Supplied information >>

_ _ _

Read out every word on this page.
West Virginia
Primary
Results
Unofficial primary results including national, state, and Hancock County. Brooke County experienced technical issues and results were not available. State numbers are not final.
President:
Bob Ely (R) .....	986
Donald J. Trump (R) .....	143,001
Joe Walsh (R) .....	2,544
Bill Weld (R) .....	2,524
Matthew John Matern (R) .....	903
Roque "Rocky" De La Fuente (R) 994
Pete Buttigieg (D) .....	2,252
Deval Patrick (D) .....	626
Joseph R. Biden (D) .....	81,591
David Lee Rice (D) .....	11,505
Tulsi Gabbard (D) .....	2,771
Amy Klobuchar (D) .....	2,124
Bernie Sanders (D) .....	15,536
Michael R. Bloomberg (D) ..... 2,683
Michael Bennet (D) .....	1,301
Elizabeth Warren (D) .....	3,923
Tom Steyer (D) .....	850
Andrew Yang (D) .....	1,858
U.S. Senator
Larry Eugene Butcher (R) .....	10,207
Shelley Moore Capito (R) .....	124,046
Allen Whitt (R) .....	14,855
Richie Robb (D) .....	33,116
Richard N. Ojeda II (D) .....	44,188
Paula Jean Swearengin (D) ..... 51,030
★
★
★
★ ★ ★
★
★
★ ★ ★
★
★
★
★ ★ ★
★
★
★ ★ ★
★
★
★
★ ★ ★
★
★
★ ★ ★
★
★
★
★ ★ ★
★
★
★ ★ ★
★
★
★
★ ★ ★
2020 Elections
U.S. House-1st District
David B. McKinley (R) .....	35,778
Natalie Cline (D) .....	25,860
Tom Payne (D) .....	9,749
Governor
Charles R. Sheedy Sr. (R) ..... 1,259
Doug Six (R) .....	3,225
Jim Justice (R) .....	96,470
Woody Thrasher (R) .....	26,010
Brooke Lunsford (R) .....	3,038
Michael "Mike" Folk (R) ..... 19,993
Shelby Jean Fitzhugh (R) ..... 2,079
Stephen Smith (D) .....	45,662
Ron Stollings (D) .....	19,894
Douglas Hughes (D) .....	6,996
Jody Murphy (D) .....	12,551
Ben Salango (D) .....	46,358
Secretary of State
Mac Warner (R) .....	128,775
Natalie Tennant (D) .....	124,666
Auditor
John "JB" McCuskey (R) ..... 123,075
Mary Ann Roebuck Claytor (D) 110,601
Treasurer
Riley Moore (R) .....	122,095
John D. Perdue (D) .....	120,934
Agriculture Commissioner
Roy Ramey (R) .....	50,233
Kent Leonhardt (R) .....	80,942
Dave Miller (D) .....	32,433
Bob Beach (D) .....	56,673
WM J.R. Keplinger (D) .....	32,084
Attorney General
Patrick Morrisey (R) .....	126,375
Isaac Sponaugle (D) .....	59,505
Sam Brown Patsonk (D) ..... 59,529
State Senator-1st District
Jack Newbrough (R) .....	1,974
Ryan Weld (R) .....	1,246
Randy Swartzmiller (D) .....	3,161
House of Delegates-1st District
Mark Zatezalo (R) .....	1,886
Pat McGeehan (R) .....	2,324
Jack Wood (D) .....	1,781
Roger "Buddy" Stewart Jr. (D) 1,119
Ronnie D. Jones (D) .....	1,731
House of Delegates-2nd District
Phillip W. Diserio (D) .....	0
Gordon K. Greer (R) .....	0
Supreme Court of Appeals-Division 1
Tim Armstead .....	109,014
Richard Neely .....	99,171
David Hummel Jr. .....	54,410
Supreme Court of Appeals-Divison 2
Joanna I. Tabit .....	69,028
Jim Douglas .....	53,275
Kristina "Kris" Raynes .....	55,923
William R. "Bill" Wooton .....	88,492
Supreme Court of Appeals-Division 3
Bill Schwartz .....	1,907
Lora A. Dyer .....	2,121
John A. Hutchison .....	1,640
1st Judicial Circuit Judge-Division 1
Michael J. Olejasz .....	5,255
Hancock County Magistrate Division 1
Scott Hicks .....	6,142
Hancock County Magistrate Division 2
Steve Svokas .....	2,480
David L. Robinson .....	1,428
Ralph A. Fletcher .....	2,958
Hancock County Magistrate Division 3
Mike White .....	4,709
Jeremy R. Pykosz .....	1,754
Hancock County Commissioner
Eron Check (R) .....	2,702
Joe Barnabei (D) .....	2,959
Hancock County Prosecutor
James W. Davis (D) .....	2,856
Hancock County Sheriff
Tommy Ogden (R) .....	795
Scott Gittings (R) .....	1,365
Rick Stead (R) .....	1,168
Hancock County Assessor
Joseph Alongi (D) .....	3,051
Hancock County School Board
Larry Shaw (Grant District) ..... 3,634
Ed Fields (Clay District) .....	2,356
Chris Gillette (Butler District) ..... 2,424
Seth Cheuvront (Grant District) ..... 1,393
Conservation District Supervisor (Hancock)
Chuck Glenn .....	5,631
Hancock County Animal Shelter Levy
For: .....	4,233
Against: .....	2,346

_ _ _

Exact copies of all the records are required.

Response >>
Read out every word on this page.
West Virginia
Primary
Results
Unofficial primary results including national, state, and Hancock County. Brooke County experienced technical issues and results were not available. State numbers are not final.
President:
Bob Ely (R) .....	986
Donald J. Trump (R) .....	143,001
Joe Walsh (R) .....	2,544
Bill Weld (R) .....	2,524
Matthew John Matern (R) .....	903
Roque "Rocky" De La Fuente (R) 994
Pete Buttigieg (D) .....	2,252
Deval Patrick (D) .....	626
Joseph R. Biden (D) .....	81,591
David Lee Rice (D) .....	11,505
Tulsi Gabbard (D) .....	2,771
Amy Klobuchar (D) .....	2,124
Bernie Sanders (D) .....	15,536
Michael R. Bloomberg (D) ..... 2,683
Michael Bennet (D) .....	1,301
Elizabeth Warren (D) .....	3,923
Tom Steyer (D) .....	850
Andrew Yang (D) .....	1,858
U.S. Senator
Larry Eugene Butcher (R) .....	10,207
Shelley Moore Capito (R) .....	124,046
Allen Whitt (R) .....	14,855
Richie Robb (D) .....	33,116
Richard N. Ojeda II (D) .....	44,188
Paula Jean Swearengin (D) ..... 51,030
★
★
★
★ ★ ★
★
★
★ ★ ★
★
★
★
★ ★ ★
★
★
★ ★ ★
★
★
★
★ ★ ★
★
★
★ ★ ★
★
★
★
★ ★ ★
★
★
★ ★ ★
★
★
★
★ ★ ★
2020 Elections
U.S. House-1st District
David B. McKinley (R) .....	35,778
Natalie Cline (D) .....	25,860
Tom Payne (D) .....	9,749
Governor
Charles R. Sheedy Sr. (R) ..... 1,259
Doug Six (R) .....	3,225
Jim Justice (R) .....	96,470
Woody Thrasher (R) .....	26,010
Brooke Lunsford (R) .....	3,038
Michael "Mike" Folk (R) ..... 19,993
Shelby Jean Fitzhugh (R) ..... 2,079
Stephen Smith (D) .....	45,662
Ron Stollings (D) .....	19,894
Douglas Hughes (D) .....	6,996
Jody Murphy (D) .....	12,551
Ben Salango (D) .....	46,358
Secretary of State
Mac Warner (R) .....	128,775
Natalie Tennant (D) .....	124,666
Auditor
John "JB" McCuskey (R) ..... 123,075
Mary Ann Roebuck Claytor (D) 110,601
Treasurer
Riley Moore (R) .....	122,095
John D. Perdue (D) .....	120,934
Agriculture Commissioner
Roy Ramey (R) .....	50,233
Kent Leonhardt (R) .....	80,942
Dave Miller (D) .....	32,433
Bob Beach (D) .....	56,673
WM J.R. Keplinger (D) .....	32,084
Attorney General
Patrick Morrisey (R) .....	126,375
Isaac Sponaugle (D) .....	59,505
Sam Brown Patsonk (D) ..... 59,529
State Senator-1st District
Jack Newbrough (R) .....	1,974
Ryan Weld (R) .....	1,246
Randy Swartzmiller (D) .....	3,161
House of Delegates-1st District
Mark Zatezalo (R) .....	1,886
Pat McGeehan (R) .....	2,324
Jack Wood (D) .....	1,781
Roger "Buddy" Stewart Jr. (D) 1,119
Ronnie D. Jones (D) .....	1,731
House of Delegates-2nd District
Phillip W. Diserio (D) .....	0
Gordon K. Greer (R) .....	0
Supreme Court of Appeals-Division 1
Tim Armstead .....	109,014
Richard Neely .....	99,171
David Hummel Jr. .....	54,410
Supreme Court of Appeals-Divison 2
Joanna I. Tabit .....	69,028
Jim Douglas .....	53,275
Kristina "Kris" Raynes .....	55,923
William R. "Bill" Wooton .....	88,492
Supreme Court of Appeals-Division 3
Bill Schwartz .....	1,907
Lora A. Dyer .....	2,121
John A. Hutchison .....	1,640
1st Judicial Circuit Judge-Division 1
Michael J. Olejasz .....	5,255
Hancock County Magistrate Division 1
Scott Hicks .....	6,142
Hancock County Magistrate Division 2
Steve Svokas .....	2,480
David L. Robinson .....	1,428
Ralph A. Fletcher .....	2,958
Hancock County Magistrate Division 3
Mike White .....	4,709
Jeremy R. Pykosz .....	1,754
Hancock County Commissioner
Eron Check (R) .....	2,702
Joe Barnabei (D) .....	2,959
Hancock County Prosecutor
James W. Davis (D) .....	2,856
Hancock County Sheriff
Tommy Ogden (R) .....	795
Scott Gittings (R) .....	1,365
Rick Stead (R) .....	1,168
Hancock County Assessor
Joseph Alongi (D) .....	3,051
Hancock County School Board
Larry Shaw (Grant District) ..... 3,634
Ed Fields (Clay District) .....	2,356
Chris Gillette (Butler District) ..... 2,424
Seth Cheuvront (Grant District) ..... 1,393
Conservation District Supervisor (Hancock)
Chuck Glenn .....	5,631
Hancock County Animal Shelter Levy
For: .....	4,233
Against: .....	2,346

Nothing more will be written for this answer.